**Short exercise**
Give every line of the material again, exactly as written.

A run of records:
— begin —
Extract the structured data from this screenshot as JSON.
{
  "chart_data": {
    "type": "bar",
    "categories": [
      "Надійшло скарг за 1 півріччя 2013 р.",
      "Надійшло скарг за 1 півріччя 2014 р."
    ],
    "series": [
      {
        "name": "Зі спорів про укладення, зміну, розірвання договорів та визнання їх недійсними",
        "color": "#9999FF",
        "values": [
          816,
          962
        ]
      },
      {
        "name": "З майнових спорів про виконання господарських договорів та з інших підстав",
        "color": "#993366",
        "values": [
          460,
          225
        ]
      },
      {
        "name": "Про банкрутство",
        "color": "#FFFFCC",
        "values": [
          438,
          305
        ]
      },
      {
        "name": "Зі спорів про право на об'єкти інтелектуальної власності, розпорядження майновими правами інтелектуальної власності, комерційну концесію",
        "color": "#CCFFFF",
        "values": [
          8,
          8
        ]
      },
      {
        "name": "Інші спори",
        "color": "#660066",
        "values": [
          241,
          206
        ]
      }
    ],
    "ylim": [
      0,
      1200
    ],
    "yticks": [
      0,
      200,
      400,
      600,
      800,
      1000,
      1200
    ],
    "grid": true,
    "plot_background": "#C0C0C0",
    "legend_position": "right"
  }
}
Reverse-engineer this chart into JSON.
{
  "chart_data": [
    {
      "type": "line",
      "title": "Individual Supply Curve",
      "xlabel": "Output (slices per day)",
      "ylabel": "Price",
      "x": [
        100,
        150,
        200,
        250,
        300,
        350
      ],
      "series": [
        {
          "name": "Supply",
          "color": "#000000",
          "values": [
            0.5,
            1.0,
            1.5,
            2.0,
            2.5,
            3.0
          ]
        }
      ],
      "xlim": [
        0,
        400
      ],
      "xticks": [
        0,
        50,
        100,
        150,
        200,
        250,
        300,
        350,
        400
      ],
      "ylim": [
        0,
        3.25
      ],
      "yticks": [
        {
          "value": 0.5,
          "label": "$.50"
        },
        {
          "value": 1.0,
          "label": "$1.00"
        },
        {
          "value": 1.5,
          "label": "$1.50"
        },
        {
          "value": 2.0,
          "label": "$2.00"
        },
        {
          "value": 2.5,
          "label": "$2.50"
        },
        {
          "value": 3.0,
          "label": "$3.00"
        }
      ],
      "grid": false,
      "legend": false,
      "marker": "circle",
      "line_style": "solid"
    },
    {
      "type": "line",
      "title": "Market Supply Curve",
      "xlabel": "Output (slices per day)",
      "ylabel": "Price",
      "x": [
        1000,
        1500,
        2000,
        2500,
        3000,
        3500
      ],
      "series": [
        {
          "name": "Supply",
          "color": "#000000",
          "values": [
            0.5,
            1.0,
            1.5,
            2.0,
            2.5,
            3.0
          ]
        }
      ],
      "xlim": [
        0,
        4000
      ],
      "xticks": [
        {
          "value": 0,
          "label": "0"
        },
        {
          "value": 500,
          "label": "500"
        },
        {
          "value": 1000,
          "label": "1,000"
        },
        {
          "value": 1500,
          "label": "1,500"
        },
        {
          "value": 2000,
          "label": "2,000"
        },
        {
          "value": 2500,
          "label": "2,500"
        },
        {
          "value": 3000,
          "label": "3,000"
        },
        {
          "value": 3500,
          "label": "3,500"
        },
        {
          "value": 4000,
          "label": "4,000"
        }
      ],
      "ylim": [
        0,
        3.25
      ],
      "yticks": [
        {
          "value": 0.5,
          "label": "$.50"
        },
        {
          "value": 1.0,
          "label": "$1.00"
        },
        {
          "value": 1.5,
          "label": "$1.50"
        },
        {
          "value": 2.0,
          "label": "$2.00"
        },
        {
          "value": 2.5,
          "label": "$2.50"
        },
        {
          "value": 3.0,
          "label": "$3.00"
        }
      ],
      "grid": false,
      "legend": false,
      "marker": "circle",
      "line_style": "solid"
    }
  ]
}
— end —
**Expected answer**
Extract the structured data from this screenshot as JSON.
{
  "chart_data": {
    "type": "bar",
    "categories": [
      "Надійшло скарг за 1 півріччя 2013 р.",
      "Надійшло скарг за 1 півріччя 2014 р."
    ],
    "series": [
      {
        "name": "Зі спорів про укладення, зміну, розірвання договорів та визнання їх недійсними",
        "color": "#9999FF",
        "values": [
          816,
          962
        ]
      },
      {
        "name": "З майнових спорів про виконання господарських договорів та з інших підстав",
        "color": "#993366",
        "values": [
          460,
          225
        ]
      },
      {
        "name": "Про банкрутство",
        "color": "#FFFFCC",
        "values": [
          438,
          305
        ]
      },
      {
        "name": "Зі спорів про право на об'єкти інтелектуальної власності, розпорядження майновими правами інтелектуальної власності, комерційну концесію",
        "color": "#CCFFFF",
        "values": [
          8,
          8
        ]
      },
      {
        "name": "Інші спори",
        "color": "#660066",
        "values": [
          241,
          206
        ]
      }
    ],
    "ylim": [
      0,
      1200
    ],
    "yticks": [
      0,
      200,
      400,
      600,
      800,
      1000,
      1200
    ],
    "grid": true,
    "plot_background": "#C0C0C0",
    "legend_position": "right"
  }
}
Reverse-engineer this chart into JSON.
{
  "chart_data": [
    {
      "type": "line",
      "title": "Individual Supply Curve",
      "xlabel": "Output (slices per day)",
      "ylabel": "Price",
      "x": [
        100,
        150,
        200,
        250,
        300,
        350
      ],
      "series": [
        {
          "name": "Supply",
          "color": "#000000",
          "values": [
            0.5,
            1.0,
            1.5,
            2.0,
            2.5,
            3.0
          ]
        }
      ],
      "xlim": [
        0,
        400
      ],
      "xticks": [
        0,
        50,
        100,
        150,
        200,
        250,
        300,
        350,
        400
      ],
      "ylim": [
        0,
        3.25
      ],
      "yticks": [
        {
          "value": 0.5,
          "label": "$.50"
        },
        {
          "value": 1.0,
          "label": "$1.00"
        },
        {
          "value": 1.5,
          "label": "$1.50"
        },
        {
          "value": 2.0,
          "label": "$2.00"
        },
        {
          "value": 2.5,
          "label": "$2.50"
        },
        {
          "value": 3.0,
          "label": "$3.00"
        }
      ],
      "grid": false,
      "legend": false,
      "marker": "circle",
      "line_style": "solid"
    },
    {
      "type": "line",
      "title": "Market Supply Curve",
      "xlabel": "Output (slices per day)",
      "ylabel": "Price",
      "x": [
        1000,
        1500,
        2000,
        2500,
        3000,
        3500
      ],
      "series": [
        {
          "name": "Supply",
          "color": "#000000",
          "values": [
            0.5,
            1.0,
            1.5,
            2.0,
            2.5,
            3.0
          ]
        }
      ],
      "xlim": [
        0,
        4000
      ],
      "xticks": [
        {
          "value": 0,
          "label": "0"
        },
        {
          "value": 500,
          "label": "500"
        },
        {
          "value": 1000,
          "label": "1,000"
        },
        {
          "value": 1500,
          "label": "1,500"
        },
        {
          "value": 2000,
          "label": "2,000"
        },
        {
          "value": 2500,
          "label": "2,500"
        },
        {
          "value": 3000,
          "label": "3,000"
        },
        {
          "value": 3500,
          "label": "3,500"
        },
        {
          "value": 4000,
          "label": "4,000"
        }
      ],
      "ylim": [
        0,
        3.25
      ],
      "yticks": [
        {
          "value": 0.5,
          "label": "$.50"
        },
        {
          "value": 1.0,
          "label": "$1.00"
        },
        {
          "value": 1.5,
          "label": "$1.50"
        },
        {
          "value": 2.0,
          "label": "$2.00"
        },
        {
          "value": 2.5,
          "label": "$2.50"
        },
        {
          "value": 3.0,
          "label": "$3.00"
        }
      ],
      "grid": false,
      "legend": false,
      "marker": "circle",
      "line_style": "solid"
    }
  ]
}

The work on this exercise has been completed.